____ GIVEN INFORMATION

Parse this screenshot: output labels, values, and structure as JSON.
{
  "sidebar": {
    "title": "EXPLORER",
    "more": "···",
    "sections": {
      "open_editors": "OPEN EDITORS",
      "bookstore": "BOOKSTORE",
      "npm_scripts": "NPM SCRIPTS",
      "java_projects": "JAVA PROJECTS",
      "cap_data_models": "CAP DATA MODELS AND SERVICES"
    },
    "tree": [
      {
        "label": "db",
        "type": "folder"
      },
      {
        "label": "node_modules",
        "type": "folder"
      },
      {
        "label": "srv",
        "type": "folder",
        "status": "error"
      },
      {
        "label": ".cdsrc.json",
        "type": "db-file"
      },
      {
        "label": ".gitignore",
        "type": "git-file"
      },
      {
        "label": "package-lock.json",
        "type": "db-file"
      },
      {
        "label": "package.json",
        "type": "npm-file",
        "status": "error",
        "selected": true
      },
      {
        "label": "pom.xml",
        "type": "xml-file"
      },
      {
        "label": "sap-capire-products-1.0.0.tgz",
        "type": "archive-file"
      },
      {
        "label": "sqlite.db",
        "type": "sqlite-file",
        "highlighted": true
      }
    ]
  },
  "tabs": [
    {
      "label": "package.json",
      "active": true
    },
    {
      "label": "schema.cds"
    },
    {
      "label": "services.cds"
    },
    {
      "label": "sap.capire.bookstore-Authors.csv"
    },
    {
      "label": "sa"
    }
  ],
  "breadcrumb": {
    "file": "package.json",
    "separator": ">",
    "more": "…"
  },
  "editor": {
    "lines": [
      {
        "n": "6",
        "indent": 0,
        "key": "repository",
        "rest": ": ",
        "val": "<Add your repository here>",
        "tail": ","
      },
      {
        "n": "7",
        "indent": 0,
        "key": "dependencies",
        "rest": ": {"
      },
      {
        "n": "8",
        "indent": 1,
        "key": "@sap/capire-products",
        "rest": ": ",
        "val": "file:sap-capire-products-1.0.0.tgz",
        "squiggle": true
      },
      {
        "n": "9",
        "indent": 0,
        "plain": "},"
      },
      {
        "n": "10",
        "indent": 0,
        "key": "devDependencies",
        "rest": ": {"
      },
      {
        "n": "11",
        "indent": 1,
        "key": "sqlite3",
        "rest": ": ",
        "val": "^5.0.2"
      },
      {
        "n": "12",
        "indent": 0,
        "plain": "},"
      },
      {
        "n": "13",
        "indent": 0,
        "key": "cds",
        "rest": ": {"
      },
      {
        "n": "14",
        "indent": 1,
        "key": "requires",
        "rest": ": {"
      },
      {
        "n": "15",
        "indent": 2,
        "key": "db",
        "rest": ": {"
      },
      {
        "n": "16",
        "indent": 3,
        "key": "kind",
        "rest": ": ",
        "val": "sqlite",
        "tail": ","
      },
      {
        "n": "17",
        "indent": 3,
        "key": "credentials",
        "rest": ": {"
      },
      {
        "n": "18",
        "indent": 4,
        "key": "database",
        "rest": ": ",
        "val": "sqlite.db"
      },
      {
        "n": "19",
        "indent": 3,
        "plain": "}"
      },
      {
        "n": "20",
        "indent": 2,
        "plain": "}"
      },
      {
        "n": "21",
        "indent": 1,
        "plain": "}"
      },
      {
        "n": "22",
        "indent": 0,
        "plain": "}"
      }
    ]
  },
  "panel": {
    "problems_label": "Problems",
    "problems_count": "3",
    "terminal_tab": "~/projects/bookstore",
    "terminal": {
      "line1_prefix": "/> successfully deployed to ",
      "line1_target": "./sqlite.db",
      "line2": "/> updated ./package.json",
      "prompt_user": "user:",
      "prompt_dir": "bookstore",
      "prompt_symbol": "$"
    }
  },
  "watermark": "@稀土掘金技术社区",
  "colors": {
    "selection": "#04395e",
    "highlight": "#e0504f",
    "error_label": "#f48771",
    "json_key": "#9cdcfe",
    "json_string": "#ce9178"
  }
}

________

*EXERCISE*:
Reproduce the data in full, exactly as presented.

*SOLUTION*:
Parse this screenshot: output labels, values, and structure as JSON.
{
  "sidebar": {
    "title": "EXPLORER",
    "more": "···",
    "sections": {
      "open_editors": "OPEN EDITORS",
      "bookstore": "BOOKSTORE",
      "npm_scripts": "NPM SCRIPTS",
      "java_projects": "JAVA PROJECTS",
      "cap_data_models": "CAP DATA MODELS AND SERVICES"
    },
    "tree": [
      {
        "label": "db",
        "type": "folder"
      },
      {
        "label": "node_modules",
        "type": "folder"
      },
      {
        "label": "srv",
        "type": "folder",
        "status": "error"
      },
      {
        "label": ".cdsrc.json",
        "type": "db-file"
      },
      {
        "label": ".gitignore",
        "type": "git-file"
      },
      {
        "label": "package-lock.json",
        "type": "db-file"
      },
      {
        "label": "package.json",
        "type": "npm-file",
        "status": "error",
        "selected": true
      },
      {
        "label": "pom.xml",
        "type": "xml-file"
      },
      {
        "label": "sap-capire-products-1.0.0.tgz",
        "type": "archive-file"
      },
      {
        "label": "sqlite.db",
        "type": "sqlite-file",
        "highlighted": true
      }
    ]
  },
  "tabs": [
    {
      "label": "package.json",
      "active": true
    },
    {
      "label": "schema.cds"
    },
    {
      "label": "services.cds"
    },
    {
      "label": "sap.capire.bookstore-Authors.csv"
    },
    {
      "label": "sa"
    }
  ],
  "breadcrumb": {
    "file": "package.json",
    "separator": ">",
    "more": "…"
  },
  "editor": {
    "lines": [
      {
        "n": "6",
        "indent": 0,
        "key": "repository",
        "rest": ": ",
        "val": "<Add your repository here>",
        "tail": ","
      },
      {
        "n": "7",
        "indent": 0,
        "key": "dependencies",
        "rest": ": {"
      },
      {
        "n": "8",
        "indent": 1,
        "key": "@sap/capire-products",
        "rest": ": ",
        "val": "file:sap-capire-products-1.0.0.tgz",
        "squiggle": true
      },
      {
        "n": "9",
        "indent": 0,
        "plain": "},"
      },
      {
        "n": "10",
        "indent": 0,
        "key": "devDependencies",
        "rest": ": {"
      },
      {
        "n": "11",
        "indent": 1,
        "key": "sqlite3",
        "rest": ": ",
        "val": "^5.0.2"
      },
      {
        "n": "12",
        "indent": 0,
        "plain": "},"
      },
      {
        "n": "13",
        "indent": 0,
        "key": "cds",
        "rest": ": {"
      },
      {
        "n": "14",
        "indent": 1,
        "key": "requires",
        "rest": ": {"
      },
      {
        "n": "15",
        "indent": 2,
        "key": "db",
        "rest": ": {"
      },
      {
        "n": "16",
        "indent": 3,
        "key": "kind",
        "rest": ": ",
        "val": "sqlite",
        "tail": ","
      },
      {
        "n": "17",
        "indent": 3,
        "key": "credentials",
        "rest": ": {"
      },
      {
        "n": "18",
        "indent": 4,
        "key": "database",
        "rest": ": ",
        "val": "sqlite.db"
      },
      {
        "n": "19",
        "indent": 3,
        "plain": "}"
      },
      {
        "n": "20",
        "indent": 2,
        "plain": "}"
      },
      {
        "n": "21",
        "indent": 1,
        "plain": "}"
      },
      {
        "n": "22",
        "indent": 0,
        "plain": "}"
      }
    ]
  },
  "panel": {
    "problems_label": "Problems",
    "problems_count": "3",
    "terminal_tab": "~/projects/bookstore",
    "terminal": {
      "line1_prefix": "/> successfully deployed to ",
      "line1_target": "./sqlite.db",
      "line2": "/> updated ./package.json",
      "prompt_user": "user:",
      "prompt_dir": "bookstore",
      "prompt_symbol": "$"
    }
  },
  "watermark": "@稀土掘金技术社区",
  "colors": {
    "selection": "#04395e",
    "highlight": "#e0504f",
    "error_label": "#f48771",
    "json_key": "#9cdcfe",
    "json_string": "#ce9178"
  }
}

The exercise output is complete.